> **INSTRUCTION**:
Copy every line of the records below that holds the word "bảng".

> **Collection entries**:
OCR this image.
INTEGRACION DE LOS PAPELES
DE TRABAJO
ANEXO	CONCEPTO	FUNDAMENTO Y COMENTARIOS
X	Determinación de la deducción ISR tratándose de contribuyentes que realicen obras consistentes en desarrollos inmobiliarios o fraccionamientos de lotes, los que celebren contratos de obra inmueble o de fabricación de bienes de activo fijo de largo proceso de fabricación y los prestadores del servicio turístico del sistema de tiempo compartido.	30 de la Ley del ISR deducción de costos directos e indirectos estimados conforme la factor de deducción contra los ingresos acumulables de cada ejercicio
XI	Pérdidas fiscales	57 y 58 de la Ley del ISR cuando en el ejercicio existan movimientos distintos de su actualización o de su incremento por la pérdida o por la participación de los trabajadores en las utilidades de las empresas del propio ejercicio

==

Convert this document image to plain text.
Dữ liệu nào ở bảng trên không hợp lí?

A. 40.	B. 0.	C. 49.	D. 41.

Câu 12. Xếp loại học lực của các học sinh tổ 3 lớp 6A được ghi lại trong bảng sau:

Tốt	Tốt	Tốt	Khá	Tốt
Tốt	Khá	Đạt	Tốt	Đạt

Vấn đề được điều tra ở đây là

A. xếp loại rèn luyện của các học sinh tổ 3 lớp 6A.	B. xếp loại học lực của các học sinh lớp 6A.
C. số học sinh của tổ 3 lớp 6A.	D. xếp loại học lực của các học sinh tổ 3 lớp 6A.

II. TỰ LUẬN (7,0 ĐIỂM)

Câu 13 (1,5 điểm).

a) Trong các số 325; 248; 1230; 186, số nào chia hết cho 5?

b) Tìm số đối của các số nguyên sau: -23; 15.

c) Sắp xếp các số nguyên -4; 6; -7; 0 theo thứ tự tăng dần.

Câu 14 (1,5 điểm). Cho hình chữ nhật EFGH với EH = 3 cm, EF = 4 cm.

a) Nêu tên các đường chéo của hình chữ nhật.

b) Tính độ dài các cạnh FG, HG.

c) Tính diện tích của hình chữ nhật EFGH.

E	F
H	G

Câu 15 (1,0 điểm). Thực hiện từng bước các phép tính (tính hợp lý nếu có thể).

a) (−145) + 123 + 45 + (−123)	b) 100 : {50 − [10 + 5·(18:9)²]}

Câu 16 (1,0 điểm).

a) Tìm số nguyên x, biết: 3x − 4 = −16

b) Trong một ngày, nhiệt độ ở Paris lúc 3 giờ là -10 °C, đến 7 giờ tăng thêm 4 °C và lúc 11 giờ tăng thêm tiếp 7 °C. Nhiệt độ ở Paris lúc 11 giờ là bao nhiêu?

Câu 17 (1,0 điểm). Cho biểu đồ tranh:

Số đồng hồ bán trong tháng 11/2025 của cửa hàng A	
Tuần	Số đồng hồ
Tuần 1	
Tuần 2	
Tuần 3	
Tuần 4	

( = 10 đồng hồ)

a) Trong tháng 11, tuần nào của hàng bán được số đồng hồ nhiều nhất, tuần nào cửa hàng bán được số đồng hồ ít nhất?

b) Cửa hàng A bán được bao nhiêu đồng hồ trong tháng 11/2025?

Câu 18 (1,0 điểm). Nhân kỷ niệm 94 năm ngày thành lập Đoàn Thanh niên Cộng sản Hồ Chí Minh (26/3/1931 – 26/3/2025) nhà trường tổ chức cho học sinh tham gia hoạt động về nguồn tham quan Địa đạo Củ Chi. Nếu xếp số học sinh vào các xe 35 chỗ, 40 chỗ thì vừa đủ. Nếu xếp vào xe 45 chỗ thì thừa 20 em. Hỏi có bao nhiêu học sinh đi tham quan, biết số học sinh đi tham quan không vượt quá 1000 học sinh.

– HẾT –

> **TASK RESPONSE**:
Dữ liệu nào ở bảng trên không hợp lí?
Câu 12. Xếp loại học lực của các học sinh tổ 3 lớp 6A được ghi lại trong bảng sau:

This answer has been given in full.